Stored entries
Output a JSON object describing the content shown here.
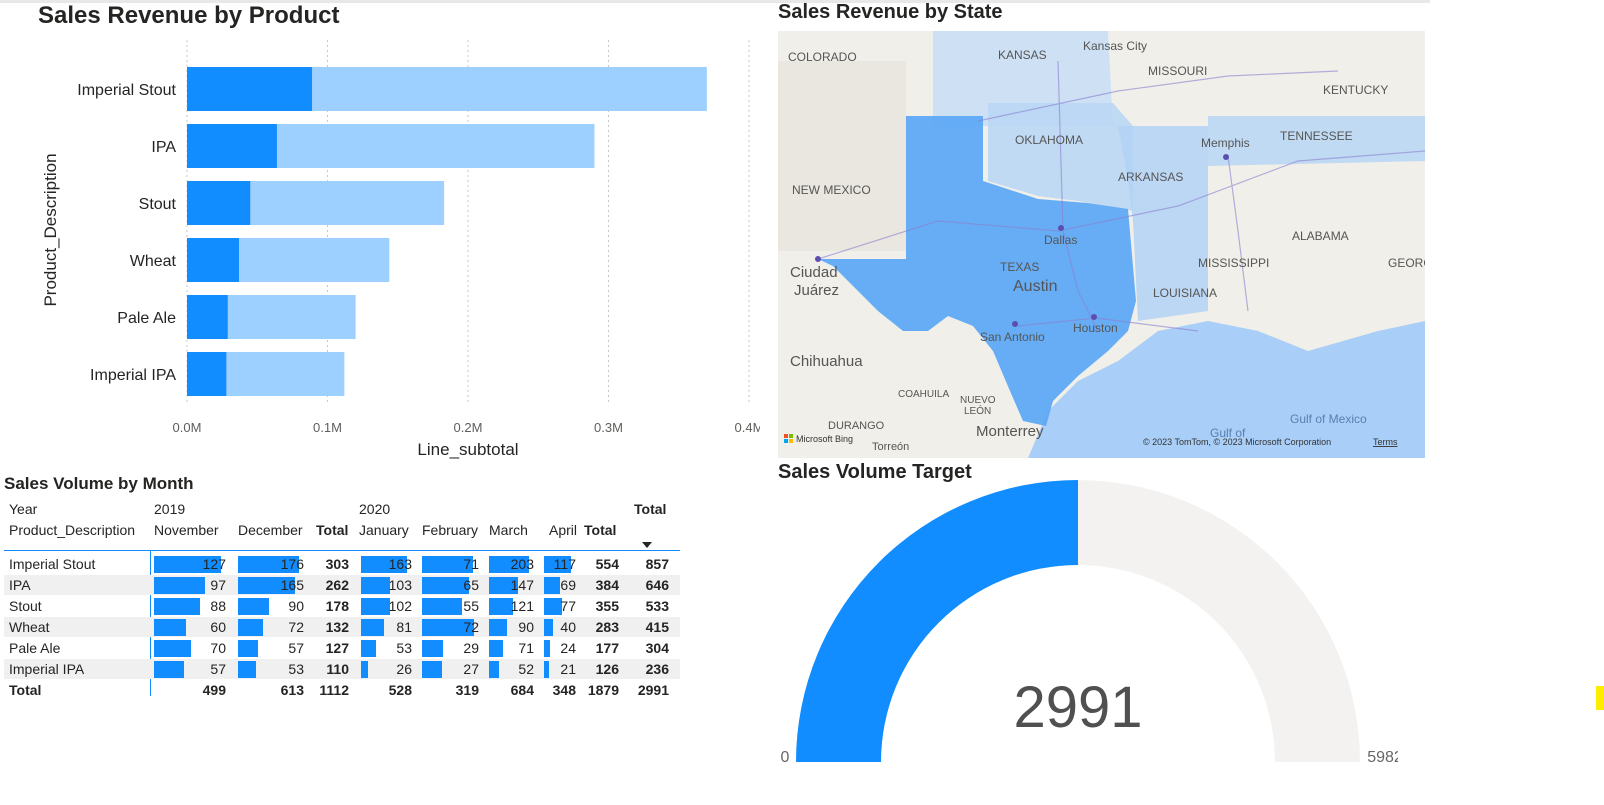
{
  "bar_chart": {
    "title": "Sales Revenue by Product",
    "chart_data": {
      "type": "bar",
      "orientation": "horizontal",
      "title": "Sales Revenue by Product",
      "xlabel": "Line_subtotal",
      "ylabel": "Product_Description",
      "categories": [
        "Imperial Stout",
        "IPA",
        "Stout",
        "Wheat",
        "Pale Ale",
        "Imperial IPA"
      ],
      "series": [
        {
          "values": [
            0.089,
            0.064,
            0.045,
            0.037,
            0.029,
            0.028
          ]
        },
        {
          "values": [
            0.37,
            0.29,
            0.183,
            0.144,
            0.12,
            0.112
          ]
        }
      ],
      "xticks": [
        "0.0M",
        "0.1M",
        "0.2M",
        "0.3M",
        "0.4M"
      ],
      "xlim": [
        0,
        0.4
      ],
      "grid": true,
      "colors": [
        "#118dff",
        "#9ed0ff"
      ]
    }
  },
  "map": {
    "title": "Sales Revenue by State",
    "labels": {
      "colorado": "COLORADO",
      "kansas": "KANSAS",
      "kansas_city": "Kansas City",
      "missouri": "MISSOURI",
      "kentucky": "KENTUCKY",
      "oklahoma": "OKLAHOMA",
      "memphis": "Memphis",
      "tennessee": "TENNESSEE",
      "new_mexico": "NEW MEXICO",
      "arkansas": "ARKANSAS",
      "dallas": "Dallas",
      "alabama": "ALABAMA",
      "ciudad": "Ciudad",
      "juarez": "Juárez",
      "texas": "TEXAS",
      "austin": "Austin",
      "mississippi": "MISSISSIPPI",
      "georgia": "GEORGI",
      "louisiana": "LOUISIANA",
      "houston": "Houston",
      "san_antonio": "San Antonio",
      "chihuahua": "Chihuahua",
      "coahuila": "COAHUILA",
      "nuevo": "NUEVO",
      "leon": "LEÓN",
      "durango": "DURANGO",
      "torreon": "Torreón",
      "monterrey": "Monterrey",
      "gulf_of": "Gulf of",
      "gulf_of_mexico": "Gulf of Mexico",
      "bing": "Microsoft Bing",
      "copyright": "© 2023 TomTom, © 2023 Microsoft Corporation",
      "terms": "Terms"
    }
  },
  "matrix": {
    "title": "Sales Volume by Month",
    "header": {
      "year_label": "Year",
      "product_label": "Product_Description",
      "year_2019": "2019",
      "year_2020": "2020",
      "total_top": "Total",
      "months": [
        "November",
        "December",
        "Total",
        "January",
        "February",
        "March",
        "April",
        "Total"
      ],
      "sort_icon": "sort-descending-icon"
    },
    "rows": [
      {
        "name": "Imperial Stout",
        "v": [
          "127",
          "176",
          "303",
          "163",
          "71",
          "203",
          "117",
          "554",
          "857"
        ]
      },
      {
        "name": "IPA",
        "v": [
          "97",
          "165",
          "262",
          "103",
          "65",
          "147",
          "69",
          "384",
          "646"
        ]
      },
      {
        "name": "Stout",
        "v": [
          "88",
          "90",
          "178",
          "102",
          "55",
          "121",
          "77",
          "355",
          "533"
        ]
      },
      {
        "name": "Wheat",
        "v": [
          "60",
          "72",
          "132",
          "81",
          "72",
          "90",
          "40",
          "283",
          "415"
        ]
      },
      {
        "name": "Pale Ale",
        "v": [
          "70",
          "57",
          "127",
          "53",
          "29",
          "71",
          "24",
          "177",
          "304"
        ]
      },
      {
        "name": "Imperial IPA",
        "v": [
          "57",
          "53",
          "110",
          "26",
          "27",
          "52",
          "21",
          "126",
          "236"
        ]
      }
    ],
    "total_row": {
      "name": "Total",
      "v": [
        "499",
        "613",
        "1112",
        "528",
        "319",
        "684",
        "348",
        "1879",
        "2991"
      ]
    }
  },
  "gauge": {
    "title": "Sales Volume Target",
    "value": "2991",
    "min": "0",
    "max": "5982",
    "fill_fraction": 0.5,
    "color": "#118dff",
    "track_color": "#f3f2f1"
  }
}
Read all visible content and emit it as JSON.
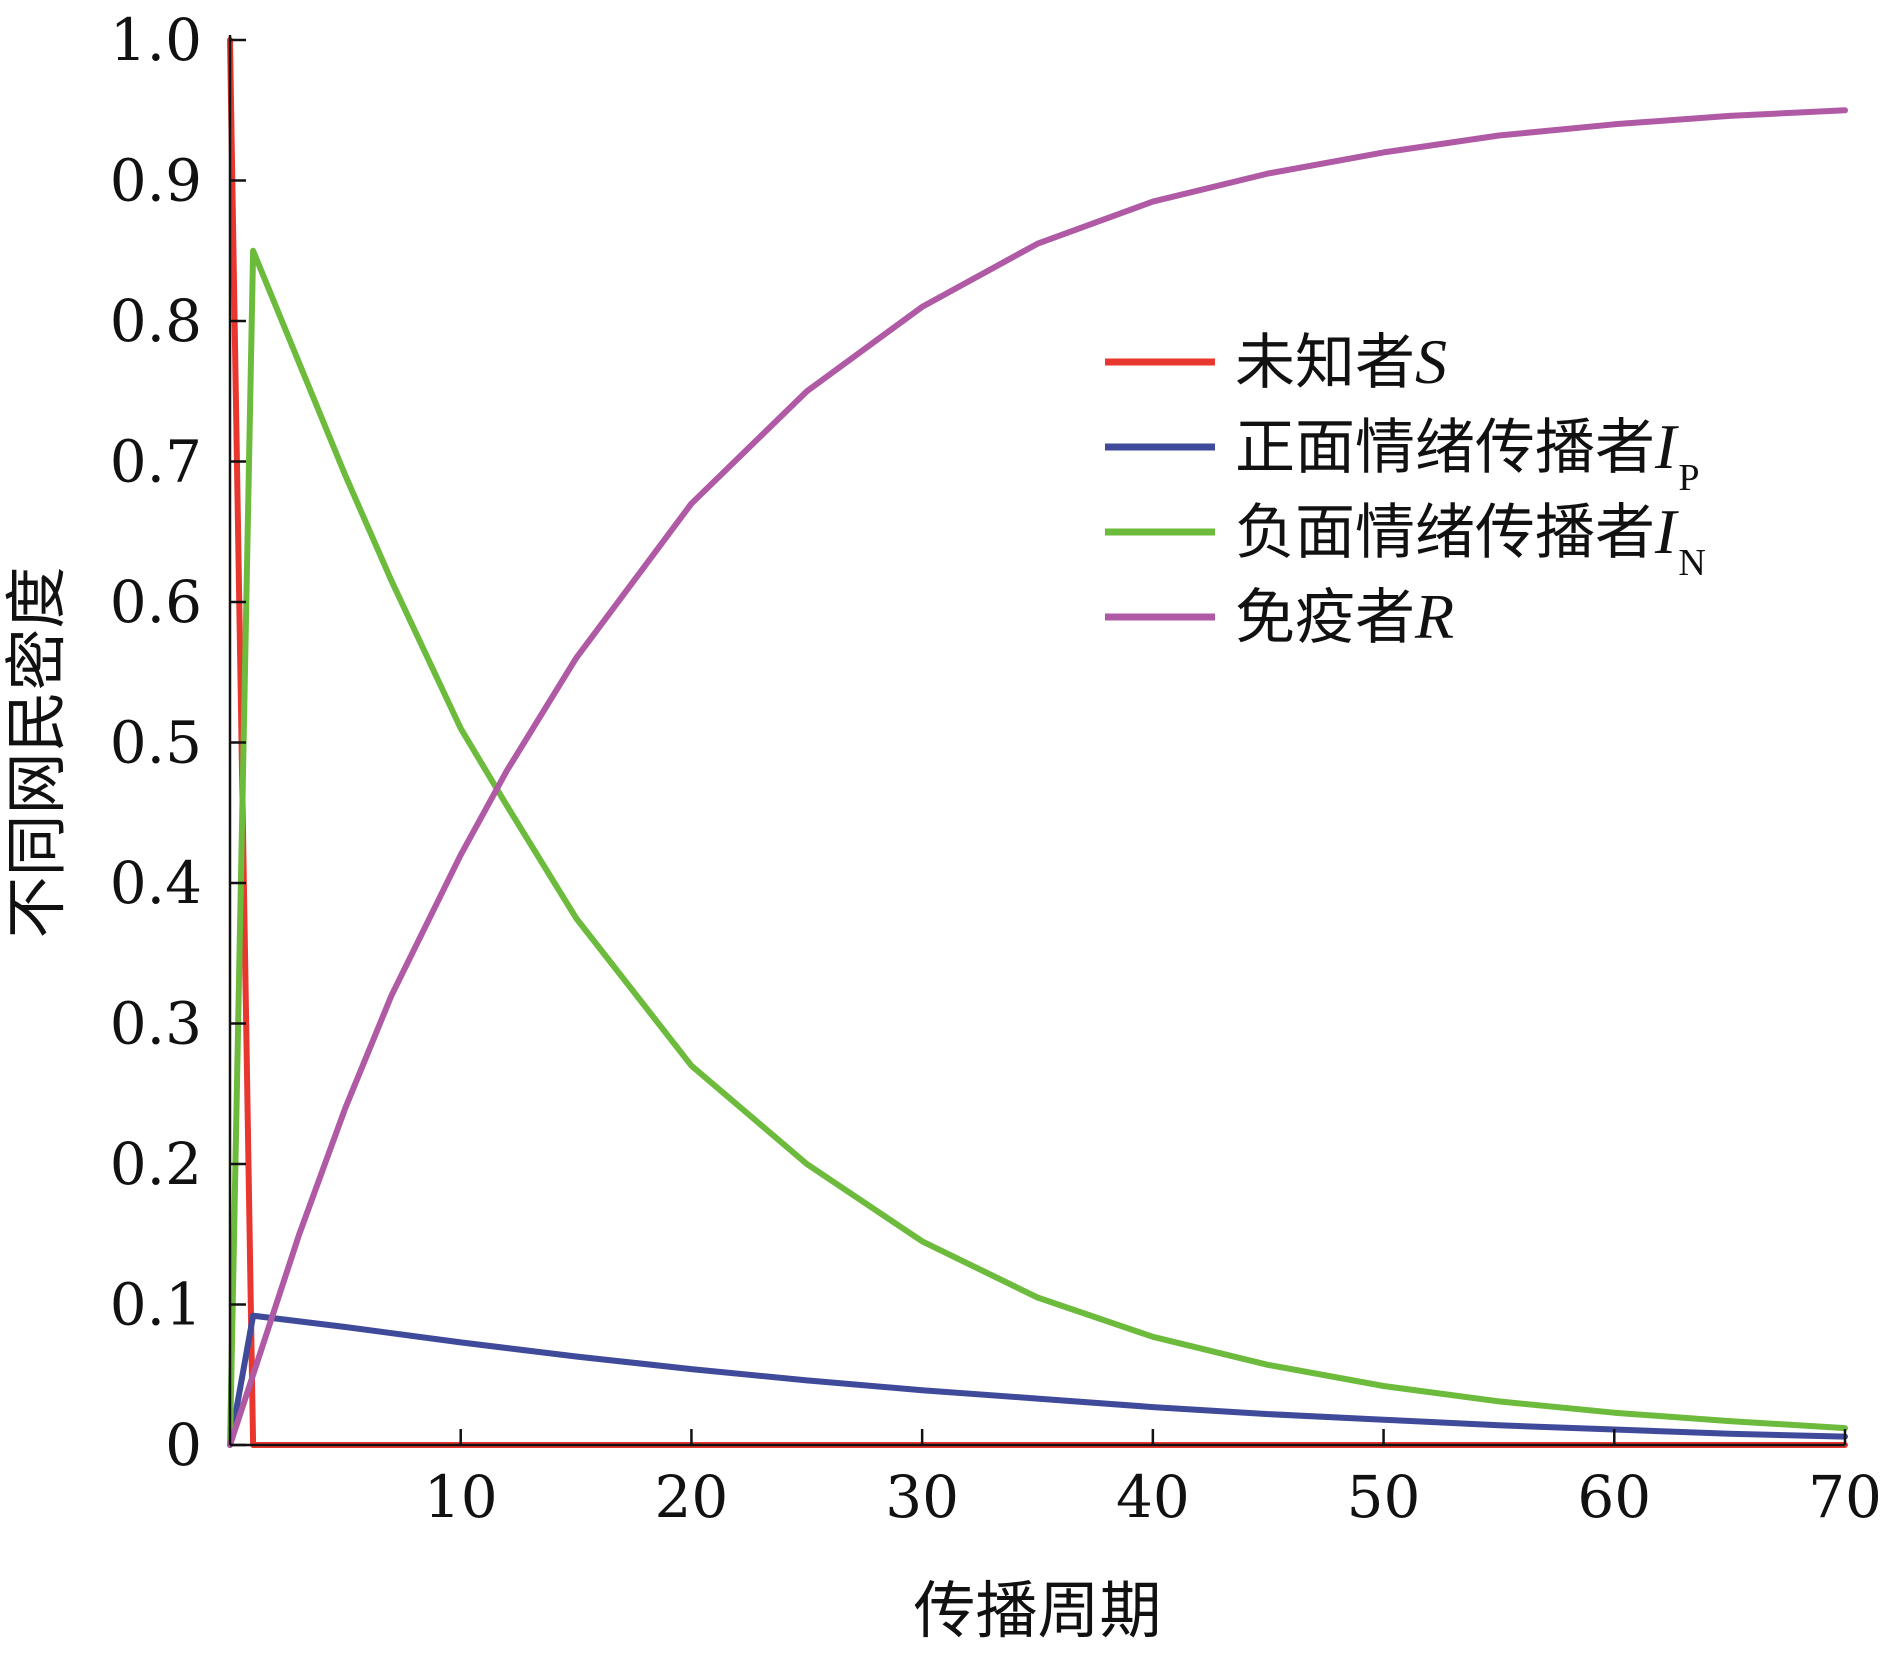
{
  "chart_data": {
    "type": "line",
    "title": "",
    "xlabel": "传播周期",
    "ylabel": "不同网民密度",
    "xlim": [
      0,
      70
    ],
    "ylim": [
      0,
      1.0
    ],
    "grid": false,
    "legend_position": "top-right",
    "x_ticks": [
      10,
      20,
      30,
      40,
      50,
      60,
      70
    ],
    "x_tick_labels": [
      "10",
      "20",
      "30",
      "40",
      "50",
      "60",
      "70"
    ],
    "y_ticks": [
      0,
      0.1,
      0.2,
      0.3,
      0.4,
      0.5,
      0.6,
      0.7,
      0.8,
      0.9,
      1.0
    ],
    "y_tick_labels": [
      "0",
      "0.1",
      "0.2",
      "0.3",
      "0.4",
      "0.5",
      "0.6",
      "0.7",
      "0.8",
      "0.9",
      "1.0"
    ],
    "series": [
      {
        "name": "未知者",
        "symbol": "S",
        "subscript": "",
        "color": "#e8372e",
        "x": [
          0,
          1,
          2,
          5,
          10,
          20,
          30,
          40,
          50,
          60,
          70
        ],
        "y": [
          1.0,
          0.0,
          0.0,
          0.0,
          0.0,
          0.0,
          0.0,
          0.0,
          0.0,
          0.0,
          0.0
        ]
      },
      {
        "name": "正面情绪传播者",
        "symbol": "I",
        "subscript": "P",
        "color": "#3f4a9a",
        "x": [
          0,
          1,
          5,
          10,
          15,
          20,
          25,
          30,
          35,
          40,
          45,
          50,
          55,
          60,
          65,
          70
        ],
        "y": [
          0.0,
          0.092,
          0.084,
          0.073,
          0.063,
          0.054,
          0.046,
          0.039,
          0.033,
          0.027,
          0.022,
          0.018,
          0.014,
          0.011,
          0.008,
          0.006
        ]
      },
      {
        "name": "负面情绪传播者",
        "symbol": "I",
        "subscript": "N",
        "color": "#6cbb3c",
        "x": [
          0,
          1,
          3,
          5,
          7,
          10,
          12,
          15,
          20,
          25,
          30,
          35,
          40,
          45,
          50,
          55,
          60,
          65,
          70
        ],
        "y": [
          0.0,
          0.85,
          0.77,
          0.69,
          0.615,
          0.51,
          0.455,
          0.375,
          0.27,
          0.2,
          0.145,
          0.105,
          0.077,
          0.057,
          0.042,
          0.031,
          0.023,
          0.017,
          0.012
        ]
      },
      {
        "name": "免疫者",
        "symbol": "R",
        "subscript": "",
        "color": "#b05aa5",
        "x": [
          0,
          1,
          3,
          5,
          7,
          10,
          12,
          15,
          20,
          25,
          30,
          35,
          40,
          45,
          50,
          55,
          60,
          65,
          70
        ],
        "y": [
          0.0,
          0.05,
          0.15,
          0.24,
          0.32,
          0.42,
          0.48,
          0.56,
          0.67,
          0.75,
          0.81,
          0.855,
          0.885,
          0.905,
          0.92,
          0.932,
          0.94,
          0.946,
          0.95
        ]
      }
    ]
  }
}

Brief:
Above are records to transcribe exactly; leave their pictures out.

Answer for the task:
Output a JSON object describing the content shown here.
{
  "bar_chart": {
    "title": "Sales Revenue by Product",
    "chart_data": {
      "type": "bar",
      "orientation": "horizontal",
      "title": "Sales Revenue by Product",
      "xlabel": "Line_subtotal",
      "ylabel": "Product_Description",
      "categories": [
        "Imperial Stout",
        "IPA",
        "Stout",
        "Wheat",
        "Pale Ale",
        "Imperial IPA"
      ],
      "series": [
        {
          "values": [
            0.089,
            0.064,
            0.045,
            0.037,
            0.029,
            0.028
          ]
        },
        {
          "values": [
            0.37,
            0.29,
            0.183,
            0.144,
            0.12,
            0.112
          ]
        }
      ],
      "xticks": [
        "0.0M",
        "0.1M",
        "0.2M",
        "0.3M",
        "0.4M"
      ],
      "xlim": [
        0,
        0.4
      ],
      "grid": true,
      "colors": [
        "#118dff",
        "#9ed0ff"
      ]
    }
  },
  "map": {
    "title": "Sales Revenue by State",
    "labels": {
      "colorado": "COLORADO",
      "kansas": "KANSAS",
      "kansas_city": "Kansas City",
      "missouri": "MISSOURI",
      "kentucky": "KENTUCKY",
      "oklahoma": "OKLAHOMA",
      "memphis": "Memphis",
      "tennessee": "TENNESSEE",
      "new_mexico": "NEW MEXICO",
      "arkansas": "ARKANSAS",
      "dallas": "Dallas",
      "alabama": "ALABAMA",
      "ciudad": "Ciudad",
      "juarez": "Juárez",
      "texas": "TEXAS",
      "austin": "Austin",
      "mississippi": "MISSISSIPPI",
      "georgia": "GEORGI",
      "louisiana": "LOUISIANA",
      "houston": "Houston",
      "san_antonio": "San Antonio",
      "chihuahua": "Chihuahua",
      "coahuila": "COAHUILA",
      "nuevo": "NUEVO",
      "leon": "LEÓN",
      "durango": "DURANGO",
      "torreon": "Torreón",
      "monterrey": "Monterrey",
      "gulf_of": "Gulf of",
      "gulf_of_mexico": "Gulf of Mexico",
      "bing": "Microsoft Bing",
      "copyright": "© 2023 TomTom, © 2023 Microsoft Corporation",
      "terms": "Terms"
    }
  },
  "matrix": {
    "title": "Sales Volume by Month",
    "header": {
      "year_label": "Year",
      "product_label": "Product_Description",
      "year_2019": "2019",
      "year_2020": "2020",
      "total_top": "Total",
      "months": [
        "November",
        "December",
        "Total",
        "January",
        "February",
        "March",
        "April",
        "Total"
      ],
      "sort_icon": "sort-descending-icon"
    },
    "rows": [
      {
        "name": "Imperial Stout",
        "v": [
          "127",
          "176",
          "303",
          "163",
          "71",
          "203",
          "117",
          "554",
          "857"
        ]
      },
      {
        "name": "IPA",
        "v": [
          "97",
          "165",
          "262",
          "103",
          "65",
          "147",
          "69",
          "384",
          "646"
        ]
      },
      {
        "name": "Stout",
        "v": [
          "88",
          "90",
          "178",
          "102",
          "55",
          "121",
          "77",
          "355",
          "533"
        ]
      },
      {
        "name": "Wheat",
        "v": [
          "60",
          "72",
          "132",
          "81",
          "72",
          "90",
          "40",
          "283",
          "415"
        ]
      },
      {
        "name": "Pale Ale",
        "v": [
          "70",
          "57",
          "127",
          "53",
          "29",
          "71",
          "24",
          "177",
          "304"
        ]
      },
      {
        "name": "Imperial IPA",
        "v": [
          "57",
          "53",
          "110",
          "26",
          "27",
          "52",
          "21",
          "126",
          "236"
        ]
      }
    ],
    "total_row": {
      "name": "Total",
      "v": [
        "499",
        "613",
        "1112",
        "528",
        "319",
        "684",
        "348",
        "1879",
        "2991"
      ]
    }
  },
  "gauge": {
    "title": "Sales Volume Target",
    "value": "2991",
    "min": "0",
    "max": "5982",
    "fill_fraction": 0.5,
    "color": "#118dff",
    "track_color": "#f3f2f1"
  }
}
Read all visible content and emit it as JSON.
{
  "chart_data": {
    "type": "line",
    "title": "",
    "xlabel": "传播周期",
    "ylabel": "不同网民密度",
    "xlim": [
      0,
      70
    ],
    "ylim": [
      0,
      1.0
    ],
    "grid": false,
    "legend_position": "top-right",
    "x_ticks": [
      10,
      20,
      30,
      40,
      50,
      60,
      70
    ],
    "x_tick_labels": [
      "10",
      "20",
      "30",
      "40",
      "50",
      "60",
      "70"
    ],
    "y_ticks": [
      0,
      0.1,
      0.2,
      0.3,
      0.4,
      0.5,
      0.6,
      0.7,
      0.8,
      0.9,
      1.0
    ],
    "y_tick_labels": [
      "0",
      "0.1",
      "0.2",
      "0.3",
      "0.4",
      "0.5",
      "0.6",
      "0.7",
      "0.8",
      "0.9",
      "1.0"
    ],
    "series": [
      {
        "name": "未知者",
        "symbol": "S",
        "subscript": "",
        "color": "#e8372e",
        "x": [
          0,
          1,
          2,
          5,
          10,
          20,
          30,
          40,
          50,
          60,
          70
        ],
        "y": [
          1.0,
          0.0,
          0.0,
          0.0,
          0.0,
          0.0,
          0.0,
          0.0,
          0.0,
          0.0,
          0.0
        ]
      },
      {
        "name": "正面情绪传播者",
        "symbol": "I",
        "subscript": "P",
        "color": "#3f4a9a",
        "x": [
          0,
          1,
          5,
          10,
          15,
          20,
          25,
          30,
          35,
          40,
          45,
          50,
          55,
          60,
          65,
          70
        ],
        "y": [
          0.0,
          0.092,
          0.084,
          0.073,
          0.063,
          0.054,
          0.046,
          0.039,
          0.033,
          0.027,
          0.022,
          0.018,
          0.014,
          0.011,
          0.008,
          0.006
        ]
      },
      {
        "name": "负面情绪传播者",
        "symbol": "I",
        "subscript": "N",
        "color": "#6cbb3c",
        "x": [
          0,
          1,
          3,
          5,
          7,
          10,
          12,
          15,
          20,
          25,
          30,
          35,
          40,
          45,
          50,
          55,
          60,
          65,
          70
        ],
        "y": [
          0.0,
          0.85,
          0.77,
          0.69,
          0.615,
          0.51,
          0.455,
          0.375,
          0.27,
          0.2,
          0.145,
          0.105,
          0.077,
          0.057,
          0.042,
          0.031,
          0.023,
          0.017,
          0.012
        ]
      },
      {
        "name": "免疫者",
        "symbol": "R",
        "subscript": "",
        "color": "#b05aa5",
        "x": [
          0,
          1,
          3,
          5,
          7,
          10,
          12,
          15,
          20,
          25,
          30,
          35,
          40,
          45,
          50,
          55,
          60,
          65,
          70
        ],
        "y": [
          0.0,
          0.05,
          0.15,
          0.24,
          0.32,
          0.42,
          0.48,
          0.56,
          0.67,
          0.75,
          0.81,
          0.855,
          0.885,
          0.905,
          0.92,
          0.932,
          0.94,
          0.946,
          0.95
        ]
      }
    ]
  }
}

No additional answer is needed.